Prompt A: In the crowdsourcing tutorial description, which communities were early to embrace crowdsourcing as a tool for obtaining labeled data?

Instructor: Jenn Wortman Vaughan
Over the last decade, crowdsourcing has been used to harness the power of human computation to solve tasks that are notoriously difficult to solve with computers alone, such as determining whether or not an image contains a tree, rating the relevance of a website, or verifying the phone number of a business.
The machine learning and natural language processing communities were early to embrace crowdsourcing as a tool for quickly and inexpensively obtaining the vast quantities of labeled data needed to train systems. Once this data is collected, it can be handed off to algorithms that learn to make autonomous predictions or actions.
Usually this handoff is where interaction with the crowd ends. The crowd provides the data, but the ultimate goal is to eventually take humans out of the loop. Are there better ways to make use of the crowd?
In this tutorial, I will showcase innovative uses of crowdsourcing that go beyond the collection of data. I will also dive into recent research aimed at understanding who crowdworkers are, how they behave, and what this should teach us about best practices for interacting with the crowd.

Supplied data:

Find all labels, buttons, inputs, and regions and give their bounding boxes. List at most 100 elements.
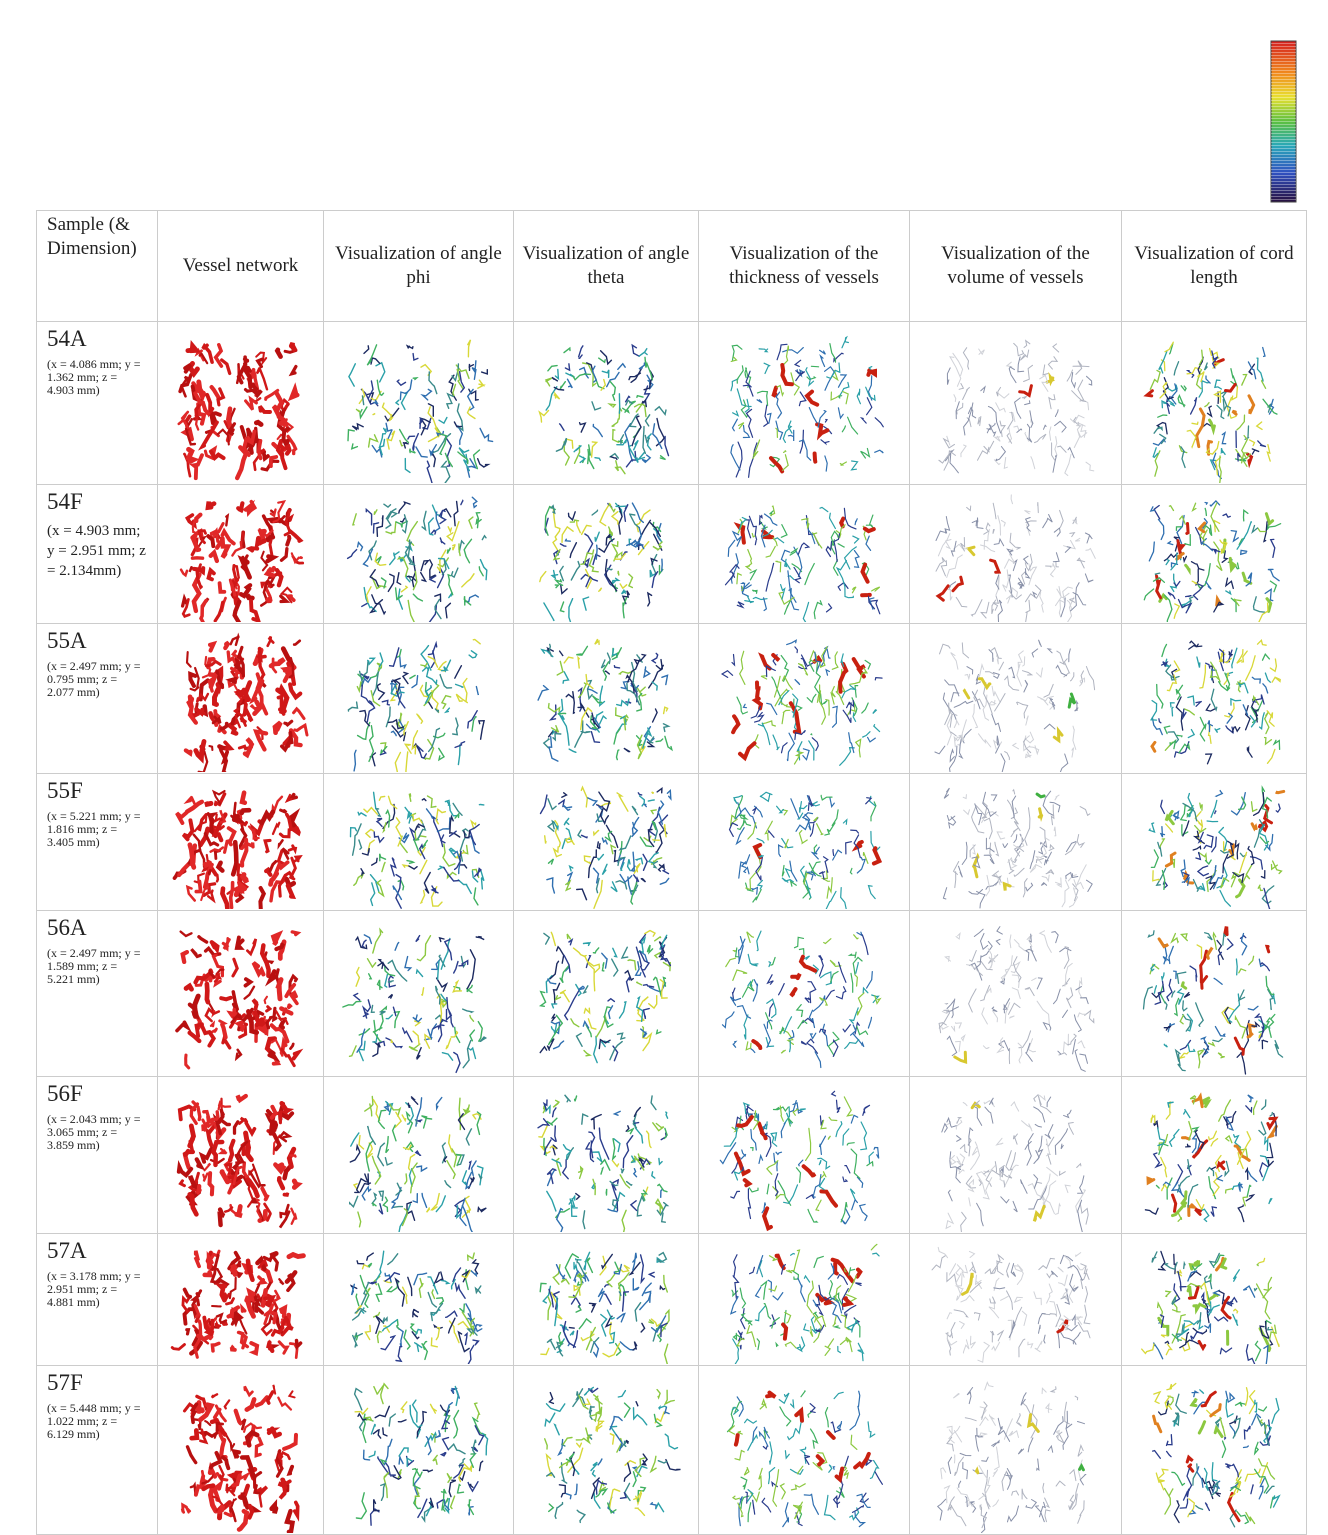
vessel (661, 1189, 663, 1197)
vessel (366, 509, 371, 525)
vessel (447, 394, 453, 408)
sample-cell: 56A(x = 2.497 mm; y = 1.589 mm; z = 5.22… (37, 911, 158, 1077)
vessel (815, 1052, 821, 1068)
vessel (1165, 1262, 1178, 1269)
vessel (1248, 847, 1254, 865)
vessel (737, 602, 743, 608)
vessel (1077, 558, 1084, 568)
vessel (1250, 715, 1255, 727)
vessel (397, 573, 401, 585)
vessel (1226, 1464, 1231, 1468)
vessel (845, 586, 853, 598)
vessel (618, 571, 619, 575)
vessel (538, 686, 548, 701)
vessel (1187, 1457, 1193, 1462)
vessel (1007, 362, 1012, 367)
vessel (1080, 1466, 1084, 1470)
vessel (1012, 796, 1016, 818)
vessel (225, 742, 231, 749)
vessel (548, 799, 556, 810)
vessel (199, 1321, 200, 1334)
vessel (217, 1314, 226, 1322)
vessel (423, 1470, 432, 1472)
vessel-image (514, 1234, 698, 1364)
vessel (1252, 526, 1257, 533)
vessel (389, 1414, 395, 1426)
vessel (601, 660, 605, 668)
vessel (773, 388, 776, 397)
column-header: Visualization of angle phi (324, 211, 514, 322)
vessel (408, 813, 412, 823)
vessel (547, 1191, 556, 1211)
vessel (841, 888, 847, 909)
vessel (801, 1337, 805, 1350)
vessel (1263, 348, 1265, 357)
vessel (827, 604, 832, 612)
vessel (782, 743, 788, 753)
vessel (398, 1420, 406, 1422)
vessel (1268, 569, 1279, 580)
vessel (1038, 1314, 1045, 1324)
vessel (755, 845, 760, 857)
vessel (722, 671, 733, 678)
vessel (553, 734, 561, 740)
image-cell (1122, 1234, 1307, 1366)
vessel (203, 1174, 207, 1182)
vessel (1186, 565, 1189, 570)
image-cell (324, 1366, 514, 1535)
vessel (1037, 1459, 1039, 1470)
vessel (723, 1012, 735, 1028)
vessel (199, 382, 204, 397)
vessel (1259, 1122, 1266, 1135)
vessel (969, 1128, 973, 1145)
vessel (797, 1345, 802, 1351)
vessel (1014, 940, 1024, 951)
vessel (802, 1041, 807, 1044)
vessel (962, 842, 967, 864)
vessel (807, 1281, 813, 1313)
vessel (1069, 1123, 1074, 1135)
vessel (769, 831, 774, 837)
vessel (971, 1142, 980, 1170)
vessel (179, 1167, 191, 1175)
vessel (192, 1431, 197, 1439)
vessel (1031, 457, 1035, 469)
vessel (769, 962, 771, 967)
vessel (651, 1503, 656, 1509)
vessel (995, 842, 999, 855)
vessel (439, 748, 444, 760)
vessel (1210, 501, 1219, 506)
vessel (726, 574, 735, 585)
vessel (374, 792, 376, 809)
vessel (972, 1147, 977, 1155)
vessel (1056, 878, 1062, 887)
vessel (1230, 1426, 1235, 1436)
vessel (873, 710, 877, 714)
vessel (177, 1022, 187, 1030)
vessel (295, 725, 307, 735)
vessel (448, 575, 453, 595)
vessel (821, 356, 825, 367)
vessel (1204, 835, 1213, 849)
vessel (592, 402, 601, 410)
vessel (1027, 1134, 1033, 1166)
vessel-image (1122, 322, 1306, 483)
vessel (831, 392, 839, 400)
vessel (1052, 932, 1059, 943)
vessel (1055, 410, 1058, 417)
vessel (1186, 596, 1192, 597)
vessel (1246, 1169, 1248, 1179)
vessel (1048, 1154, 1051, 1164)
vessel-image (1122, 1366, 1306, 1533)
vessel (467, 950, 475, 989)
column-header: Visualization of cord length (1122, 211, 1307, 322)
vessel (830, 513, 836, 528)
vessel (208, 536, 213, 546)
vessel (553, 531, 560, 551)
vessel (367, 1253, 374, 1260)
sample-dimension: (x = 4.903 mm; y = 2.951 mm; z = 2.134mm… (47, 521, 147, 581)
vessel (1251, 1484, 1253, 1493)
vessel (1195, 1209, 1200, 1214)
vessel (417, 936, 430, 961)
vessel (196, 515, 200, 521)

Prompt B: Render a stretch of the records as a numbered list, skipping blank lines: begin at the line that has "vessel (661, 1189, 663, 1197)" and stop after the line that has "vessel (1248, 847, 1254, 865)".

Correct answer A: The machine learning and natural language processing communities.

Correct answer B:
1. vessel (661, 1189, 663, 1197)
2. vessel (366, 509, 371, 525)
3. vessel (447, 394, 453, 408)
4. sample-cell: 56A(x = 2.497 mm; y = 1.589 mm; z = 5.22… (37, 911, 158, 1077)
5. vessel (815, 1052, 821, 1068)
6. vessel (1165, 1262, 1178, 1269)
7. vessel (1248, 847, 1254, 865)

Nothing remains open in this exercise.